In the entries below, count the lines holding "xlabel". Reply with the number only.

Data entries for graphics
+ + + + +

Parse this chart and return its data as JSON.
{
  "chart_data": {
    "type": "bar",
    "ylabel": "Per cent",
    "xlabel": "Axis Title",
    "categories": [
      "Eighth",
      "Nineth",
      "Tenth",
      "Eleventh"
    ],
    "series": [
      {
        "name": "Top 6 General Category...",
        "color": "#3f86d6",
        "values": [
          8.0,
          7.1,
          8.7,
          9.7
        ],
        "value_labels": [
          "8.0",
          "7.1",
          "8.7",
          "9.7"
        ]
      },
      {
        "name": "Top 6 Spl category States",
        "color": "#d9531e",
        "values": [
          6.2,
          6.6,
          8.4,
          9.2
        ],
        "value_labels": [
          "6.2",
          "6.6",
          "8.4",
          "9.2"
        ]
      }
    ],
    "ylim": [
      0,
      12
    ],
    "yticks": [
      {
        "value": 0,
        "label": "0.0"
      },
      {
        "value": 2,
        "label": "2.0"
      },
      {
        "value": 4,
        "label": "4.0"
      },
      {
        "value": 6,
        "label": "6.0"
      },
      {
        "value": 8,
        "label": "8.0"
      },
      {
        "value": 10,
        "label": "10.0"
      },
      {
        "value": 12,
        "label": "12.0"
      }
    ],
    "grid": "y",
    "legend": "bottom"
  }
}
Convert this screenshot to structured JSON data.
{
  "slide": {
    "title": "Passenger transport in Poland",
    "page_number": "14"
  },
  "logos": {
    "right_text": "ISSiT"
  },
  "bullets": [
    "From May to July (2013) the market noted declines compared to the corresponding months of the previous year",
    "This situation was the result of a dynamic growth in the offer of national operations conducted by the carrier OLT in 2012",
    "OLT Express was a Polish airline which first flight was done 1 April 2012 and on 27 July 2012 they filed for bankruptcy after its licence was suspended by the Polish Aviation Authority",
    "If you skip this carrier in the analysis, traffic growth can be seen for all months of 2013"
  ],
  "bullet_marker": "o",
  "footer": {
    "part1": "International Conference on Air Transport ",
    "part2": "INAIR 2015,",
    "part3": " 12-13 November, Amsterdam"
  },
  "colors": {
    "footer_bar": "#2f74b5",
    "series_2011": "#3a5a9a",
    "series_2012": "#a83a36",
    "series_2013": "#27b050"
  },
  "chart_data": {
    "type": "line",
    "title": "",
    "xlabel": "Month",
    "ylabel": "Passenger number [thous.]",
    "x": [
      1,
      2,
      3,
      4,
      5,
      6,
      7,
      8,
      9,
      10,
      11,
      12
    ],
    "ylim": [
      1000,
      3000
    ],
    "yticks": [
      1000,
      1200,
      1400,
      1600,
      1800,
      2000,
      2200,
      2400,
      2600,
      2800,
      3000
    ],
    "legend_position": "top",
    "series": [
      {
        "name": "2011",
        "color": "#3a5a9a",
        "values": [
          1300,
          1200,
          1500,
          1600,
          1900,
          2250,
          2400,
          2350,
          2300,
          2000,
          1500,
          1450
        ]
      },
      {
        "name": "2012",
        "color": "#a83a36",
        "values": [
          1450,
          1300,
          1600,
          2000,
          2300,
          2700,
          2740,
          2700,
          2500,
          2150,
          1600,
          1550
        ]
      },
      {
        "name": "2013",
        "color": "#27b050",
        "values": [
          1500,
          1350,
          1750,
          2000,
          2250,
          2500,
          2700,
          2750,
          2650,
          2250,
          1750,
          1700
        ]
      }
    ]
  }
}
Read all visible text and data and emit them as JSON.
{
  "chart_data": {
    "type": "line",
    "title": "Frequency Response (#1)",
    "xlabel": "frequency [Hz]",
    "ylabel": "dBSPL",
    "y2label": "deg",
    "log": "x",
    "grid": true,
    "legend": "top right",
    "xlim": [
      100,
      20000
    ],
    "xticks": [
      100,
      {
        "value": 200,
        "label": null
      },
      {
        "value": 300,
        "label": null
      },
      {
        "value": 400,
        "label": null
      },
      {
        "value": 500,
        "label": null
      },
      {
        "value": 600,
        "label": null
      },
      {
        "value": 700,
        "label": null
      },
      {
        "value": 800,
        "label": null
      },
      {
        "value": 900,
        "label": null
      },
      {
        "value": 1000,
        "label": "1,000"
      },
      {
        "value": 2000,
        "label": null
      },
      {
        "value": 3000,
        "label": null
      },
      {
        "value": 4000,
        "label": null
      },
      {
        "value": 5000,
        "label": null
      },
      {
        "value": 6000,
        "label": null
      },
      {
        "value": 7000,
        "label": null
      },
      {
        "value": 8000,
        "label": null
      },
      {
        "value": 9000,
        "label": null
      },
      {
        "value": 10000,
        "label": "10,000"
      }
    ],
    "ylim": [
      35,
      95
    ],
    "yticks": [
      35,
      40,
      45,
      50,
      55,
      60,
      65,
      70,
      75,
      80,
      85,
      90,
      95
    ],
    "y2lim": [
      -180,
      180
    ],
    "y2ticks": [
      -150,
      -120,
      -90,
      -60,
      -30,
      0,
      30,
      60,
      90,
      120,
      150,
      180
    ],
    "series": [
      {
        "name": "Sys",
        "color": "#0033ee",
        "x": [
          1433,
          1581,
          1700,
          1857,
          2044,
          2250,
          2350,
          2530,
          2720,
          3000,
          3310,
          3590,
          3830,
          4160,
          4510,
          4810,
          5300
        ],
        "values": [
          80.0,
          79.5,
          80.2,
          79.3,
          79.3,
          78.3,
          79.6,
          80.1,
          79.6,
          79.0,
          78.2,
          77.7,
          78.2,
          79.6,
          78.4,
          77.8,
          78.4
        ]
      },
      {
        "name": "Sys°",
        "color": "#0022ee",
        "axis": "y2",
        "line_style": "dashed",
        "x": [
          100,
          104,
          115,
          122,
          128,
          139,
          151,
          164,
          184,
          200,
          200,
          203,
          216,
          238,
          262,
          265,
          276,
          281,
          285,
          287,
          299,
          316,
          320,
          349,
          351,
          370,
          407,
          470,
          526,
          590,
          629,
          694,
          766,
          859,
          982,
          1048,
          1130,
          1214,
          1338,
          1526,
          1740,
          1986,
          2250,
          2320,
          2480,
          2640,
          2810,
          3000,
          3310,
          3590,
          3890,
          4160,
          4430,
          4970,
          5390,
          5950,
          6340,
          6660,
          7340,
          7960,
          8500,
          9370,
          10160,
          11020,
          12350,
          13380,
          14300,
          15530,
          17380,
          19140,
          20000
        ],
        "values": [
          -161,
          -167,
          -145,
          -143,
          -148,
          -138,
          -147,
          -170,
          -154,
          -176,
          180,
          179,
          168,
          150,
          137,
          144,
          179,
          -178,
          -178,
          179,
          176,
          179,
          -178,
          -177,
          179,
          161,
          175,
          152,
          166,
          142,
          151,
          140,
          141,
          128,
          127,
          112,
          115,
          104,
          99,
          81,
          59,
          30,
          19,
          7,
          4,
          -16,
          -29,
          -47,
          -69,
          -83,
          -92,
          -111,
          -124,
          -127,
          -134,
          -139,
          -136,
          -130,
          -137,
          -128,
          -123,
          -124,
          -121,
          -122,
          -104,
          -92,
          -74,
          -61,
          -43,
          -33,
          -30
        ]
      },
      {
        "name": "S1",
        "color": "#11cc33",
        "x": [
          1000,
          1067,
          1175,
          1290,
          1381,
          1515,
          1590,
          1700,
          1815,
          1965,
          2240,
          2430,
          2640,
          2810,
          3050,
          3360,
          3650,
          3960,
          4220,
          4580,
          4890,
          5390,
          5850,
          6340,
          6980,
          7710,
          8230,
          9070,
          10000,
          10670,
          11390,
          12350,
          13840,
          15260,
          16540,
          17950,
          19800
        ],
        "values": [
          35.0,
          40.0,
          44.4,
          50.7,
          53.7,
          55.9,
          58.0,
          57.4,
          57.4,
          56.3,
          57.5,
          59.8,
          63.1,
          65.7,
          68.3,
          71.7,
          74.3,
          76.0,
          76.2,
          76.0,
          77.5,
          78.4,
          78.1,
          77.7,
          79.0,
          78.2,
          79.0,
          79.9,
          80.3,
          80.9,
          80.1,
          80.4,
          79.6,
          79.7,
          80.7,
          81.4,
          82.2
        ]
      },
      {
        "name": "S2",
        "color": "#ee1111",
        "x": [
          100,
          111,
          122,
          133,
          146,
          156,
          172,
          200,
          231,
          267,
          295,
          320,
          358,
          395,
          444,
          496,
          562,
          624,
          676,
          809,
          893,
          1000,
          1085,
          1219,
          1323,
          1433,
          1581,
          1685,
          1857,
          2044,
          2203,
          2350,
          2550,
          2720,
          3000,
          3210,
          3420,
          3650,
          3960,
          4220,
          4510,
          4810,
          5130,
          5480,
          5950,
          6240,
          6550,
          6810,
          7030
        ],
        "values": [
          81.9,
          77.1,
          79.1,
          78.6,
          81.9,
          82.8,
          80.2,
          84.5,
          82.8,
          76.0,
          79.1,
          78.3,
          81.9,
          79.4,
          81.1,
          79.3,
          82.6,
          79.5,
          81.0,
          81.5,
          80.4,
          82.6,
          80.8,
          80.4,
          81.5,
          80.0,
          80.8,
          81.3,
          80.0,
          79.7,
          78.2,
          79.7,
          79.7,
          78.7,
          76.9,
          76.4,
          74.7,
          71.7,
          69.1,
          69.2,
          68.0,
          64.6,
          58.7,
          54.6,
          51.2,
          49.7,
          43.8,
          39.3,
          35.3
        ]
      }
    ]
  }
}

+ + + + +

Exercise response » 3